■ Data provided ■
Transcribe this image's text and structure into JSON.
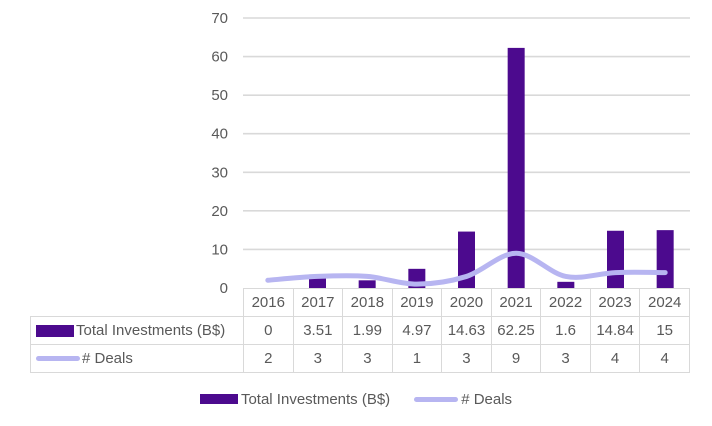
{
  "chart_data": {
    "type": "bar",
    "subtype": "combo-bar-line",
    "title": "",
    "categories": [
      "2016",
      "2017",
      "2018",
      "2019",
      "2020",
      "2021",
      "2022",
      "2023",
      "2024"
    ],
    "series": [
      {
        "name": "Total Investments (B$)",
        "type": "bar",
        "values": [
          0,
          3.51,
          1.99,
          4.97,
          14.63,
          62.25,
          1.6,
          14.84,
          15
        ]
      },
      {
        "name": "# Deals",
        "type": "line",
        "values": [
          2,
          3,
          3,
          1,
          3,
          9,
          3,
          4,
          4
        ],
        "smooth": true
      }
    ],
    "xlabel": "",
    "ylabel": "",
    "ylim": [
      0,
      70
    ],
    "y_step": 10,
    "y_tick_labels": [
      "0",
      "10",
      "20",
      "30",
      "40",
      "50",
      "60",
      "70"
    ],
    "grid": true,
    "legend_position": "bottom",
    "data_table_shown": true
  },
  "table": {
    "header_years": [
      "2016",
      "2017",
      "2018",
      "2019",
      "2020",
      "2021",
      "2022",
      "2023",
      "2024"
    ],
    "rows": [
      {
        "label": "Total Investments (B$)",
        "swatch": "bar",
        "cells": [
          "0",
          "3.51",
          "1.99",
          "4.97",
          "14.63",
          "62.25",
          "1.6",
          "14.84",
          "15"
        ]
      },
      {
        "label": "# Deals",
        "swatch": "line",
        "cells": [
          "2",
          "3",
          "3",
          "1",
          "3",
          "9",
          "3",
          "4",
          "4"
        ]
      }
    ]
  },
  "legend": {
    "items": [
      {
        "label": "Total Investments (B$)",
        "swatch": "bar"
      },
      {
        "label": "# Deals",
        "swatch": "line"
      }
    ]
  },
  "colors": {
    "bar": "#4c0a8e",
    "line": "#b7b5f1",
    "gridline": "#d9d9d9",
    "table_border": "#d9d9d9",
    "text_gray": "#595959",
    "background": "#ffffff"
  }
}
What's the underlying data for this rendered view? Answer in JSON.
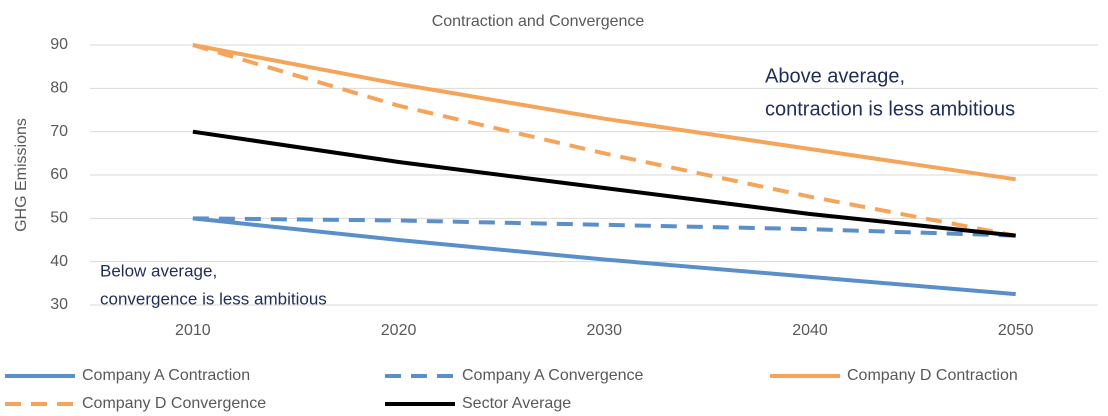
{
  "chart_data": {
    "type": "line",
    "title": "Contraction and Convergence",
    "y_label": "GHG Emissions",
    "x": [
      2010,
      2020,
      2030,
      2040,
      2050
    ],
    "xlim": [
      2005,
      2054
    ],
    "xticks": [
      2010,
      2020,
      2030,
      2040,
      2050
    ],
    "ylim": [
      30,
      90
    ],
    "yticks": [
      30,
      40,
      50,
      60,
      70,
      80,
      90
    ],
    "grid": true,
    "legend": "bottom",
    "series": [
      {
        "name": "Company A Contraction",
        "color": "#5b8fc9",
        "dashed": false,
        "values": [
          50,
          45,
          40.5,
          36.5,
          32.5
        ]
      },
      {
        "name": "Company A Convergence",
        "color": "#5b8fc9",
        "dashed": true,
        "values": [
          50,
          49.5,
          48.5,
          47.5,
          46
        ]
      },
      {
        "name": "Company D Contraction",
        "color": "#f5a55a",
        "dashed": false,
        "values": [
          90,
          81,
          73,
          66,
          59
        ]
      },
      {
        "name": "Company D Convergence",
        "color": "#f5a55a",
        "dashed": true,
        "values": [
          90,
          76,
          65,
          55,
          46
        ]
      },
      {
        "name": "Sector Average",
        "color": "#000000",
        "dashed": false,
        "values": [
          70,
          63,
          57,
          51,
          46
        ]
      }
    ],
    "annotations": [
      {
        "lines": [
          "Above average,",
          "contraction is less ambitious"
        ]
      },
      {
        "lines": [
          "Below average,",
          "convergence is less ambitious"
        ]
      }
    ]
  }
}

■ Instructions to follow ■
Pictures appear in the records above. Output everything except them, exactly.

■ Complete response ■
Transcribe this image's text and structure into JSON.
{
  "chart_data": {
    "type": "bar",
    "subtype": "combo-bar-line",
    "title": "",
    "categories": [
      "2016",
      "2017",
      "2018",
      "2019",
      "2020",
      "2021",
      "2022",
      "2023",
      "2024"
    ],
    "series": [
      {
        "name": "Total Investments (B$)",
        "type": "bar",
        "values": [
          0,
          3.51,
          1.99,
          4.97,
          14.63,
          62.25,
          1.6,
          14.84,
          15
        ]
      },
      {
        "name": "# Deals",
        "type": "line",
        "values": [
          2,
          3,
          3,
          1,
          3,
          9,
          3,
          4,
          4
        ],
        "smooth": true
      }
    ],
    "xlabel": "",
    "ylabel": "",
    "ylim": [
      0,
      70
    ],
    "y_step": 10,
    "y_tick_labels": [
      "0",
      "10",
      "20",
      "30",
      "40",
      "50",
      "60",
      "70"
    ],
    "grid": true,
    "legend_position": "bottom",
    "data_table_shown": true
  },
  "table": {
    "header_years": [
      "2016",
      "2017",
      "2018",
      "2019",
      "2020",
      "2021",
      "2022",
      "2023",
      "2024"
    ],
    "rows": [
      {
        "label": "Total Investments (B$)",
        "swatch": "bar",
        "cells": [
          "0",
          "3.51",
          "1.99",
          "4.97",
          "14.63",
          "62.25",
          "1.6",
          "14.84",
          "15"
        ]
      },
      {
        "label": "# Deals",
        "swatch": "line",
        "cells": [
          "2",
          "3",
          "3",
          "1",
          "3",
          "9",
          "3",
          "4",
          "4"
        ]
      }
    ]
  },
  "legend": {
    "items": [
      {
        "label": "Total Investments (B$)",
        "swatch": "bar"
      },
      {
        "label": "# Deals",
        "swatch": "line"
      }
    ]
  },
  "colors": {
    "bar": "#4c0a8e",
    "line": "#b7b5f1",
    "gridline": "#d9d9d9",
    "table_border": "#d9d9d9",
    "text_gray": "#595959",
    "background": "#ffffff"
  }
}
What's the underlying data for this rendered view? Answer in JSON.
{
  "chart_data": {
    "type": "line",
    "title": "Contraction and Convergence",
    "y_label": "GHG Emissions",
    "x": [
      2010,
      2020,
      2030,
      2040,
      2050
    ],
    "xlim": [
      2005,
      2054
    ],
    "xticks": [
      2010,
      2020,
      2030,
      2040,
      2050
    ],
    "ylim": [
      30,
      90
    ],
    "yticks": [
      30,
      40,
      50,
      60,
      70,
      80,
      90
    ],
    "grid": true,
    "legend": "bottom",
    "series": [
      {
        "name": "Company A Contraction",
        "color": "#5b8fc9",
        "dashed": false,
        "values": [
          50,
          45,
          40.5,
          36.5,
          32.5
        ]
      },
      {
        "name": "Company A Convergence",
        "color": "#5b8fc9",
        "dashed": true,
        "values": [
          50,
          49.5,
          48.5,
          47.5,
          46
        ]
      },
      {
        "name": "Company D Contraction",
        "color": "#f5a55a",
        "dashed": false,
        "values": [
          90,
          81,
          73,
          66,
          59
        ]
      },
      {
        "name": "Company D Convergence",
        "color": "#f5a55a",
        "dashed": true,
        "values": [
          90,
          76,
          65,
          55,
          46
        ]
      },
      {
        "name": "Sector Average",
        "color": "#000000",
        "dashed": false,
        "values": [
          70,
          63,
          57,
          51,
          46
        ]
      }
    ],
    "annotations": [
      {
        "lines": [
          "Above average,",
          "contraction is less ambitious"
        ]
      },
      {
        "lines": [
          "Below average,",
          "convergence is less ambitious"
        ]
      }
    ]
  }
}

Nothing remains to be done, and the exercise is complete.